■ **Stated exercise**
Gather all lines from the material that contain the word "changes".

■ **Dataset content**
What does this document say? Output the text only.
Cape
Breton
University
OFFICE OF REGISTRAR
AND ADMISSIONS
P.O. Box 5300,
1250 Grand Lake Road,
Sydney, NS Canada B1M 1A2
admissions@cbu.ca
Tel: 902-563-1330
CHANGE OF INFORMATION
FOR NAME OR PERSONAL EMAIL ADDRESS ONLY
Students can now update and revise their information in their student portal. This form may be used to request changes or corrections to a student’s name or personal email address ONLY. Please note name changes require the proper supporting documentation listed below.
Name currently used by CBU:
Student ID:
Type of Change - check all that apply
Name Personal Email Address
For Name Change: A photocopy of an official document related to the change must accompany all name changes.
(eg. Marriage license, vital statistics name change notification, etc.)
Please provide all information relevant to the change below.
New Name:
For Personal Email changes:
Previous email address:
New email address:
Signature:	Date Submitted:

■ **Solution**
Students can now update and revise their information in their student portal. This form may be used to request changes or corrections to a student’s name or personal email address ONLY. Please note name changes require the proper supporting documentation listed below.
For Name Change: A photocopy of an official document related to the change must accompany all name changes.
For Personal Email changes:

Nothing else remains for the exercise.